> **Tasks and exercises**:
a. Reproduce everything in the 4×4 ute article from "Despite the addition" down to "suit their needs.".
b. Rewrite the paragraph of the 4×4 ute article that begins "Despite the addition of creature comforts" as a bulleted list, keeping its main facts.

> **Document text**:

— START —

Four-wheel drive utilities are extremely versatile vehicles but if you want to set them up as touring rigs there are several modifications to be made. Here’s the gear you need to transform your 4×4 ute into a tourer.

NOT SO LONG ago four-wheel drive utes were aimed squarely at the government fleet, mining and agricultural markets, and to ensure they met the load-hauling needs of these customers there were few concessions to comfort, performance and even safety. Today the 4×4 ute has evolved to the point that it’s become Australia’s favourite recreational vehicle.

Despite the addition of creature comforts, more powerful engines, automatic transmissions and plenty of passive and active safety features, most 4×4 utes don’t quite mask their commercial vehicle underpinnings. Some of the problems that arise when 4×4 utes are tasked with recreational four-wheel drive touring include harsh ride quality, a lack of security when gear is loaded into the tub, excessive tailgate effort and insufficient dust and weatherproofing.

Put simply, even the most luxurious and well-appointed 4×4 utes can’t match 4×4 wagons when it comes to refinement, but there are plenty of aftermarket accessories that allow owners to improve and tailor their utes to better suit their needs.

— END —

> **Given information**:
— START —

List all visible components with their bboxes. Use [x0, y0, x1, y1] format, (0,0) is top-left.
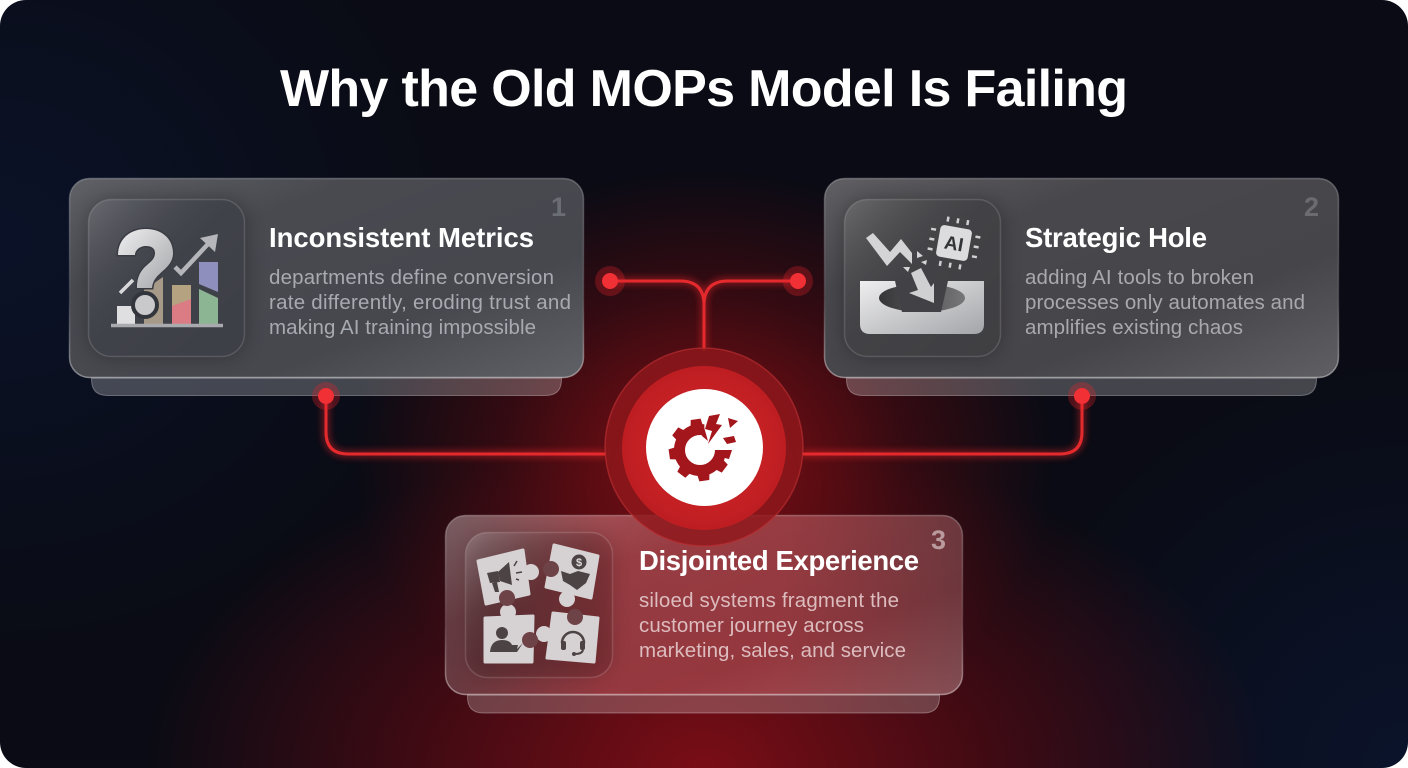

— END —

> **Results for each task**:
a.
Despite the addition of creature comforts, more powerful engines, automatic transmissions and plenty of passive and active safety features, most 4×4 utes don’t quite mask their commercial vehicle underpinnings. Some of the problems that arise when 4×4 utes are tasked with recreational four-wheel drive touring include harsh ride quality, a lack of security when gear is loaded into the tub, excessive tailgate effort and insufficient dust and weatherproofing.

Put simply, even the most luxurious and well-appointed 4×4 utes can’t match 4×4 wagons when it comes to refinement, but there are plenty of aftermarket accessories that allow owners to improve and tailor their utes to better suit their needs.

b.
- Most 4×4 utes still show their commercial vehicle underpinnings, even with added creature comforts, more powerful engines, automatic transmissions and many passive and active safety features.
- Problems that arise when they are used for recreational four-wheel drive touring include:
  - harsh ride quality
  - a lack of security when gear is loaded into the tub
  - excessive tailgate effort
  - insufficient dust and weatherproofing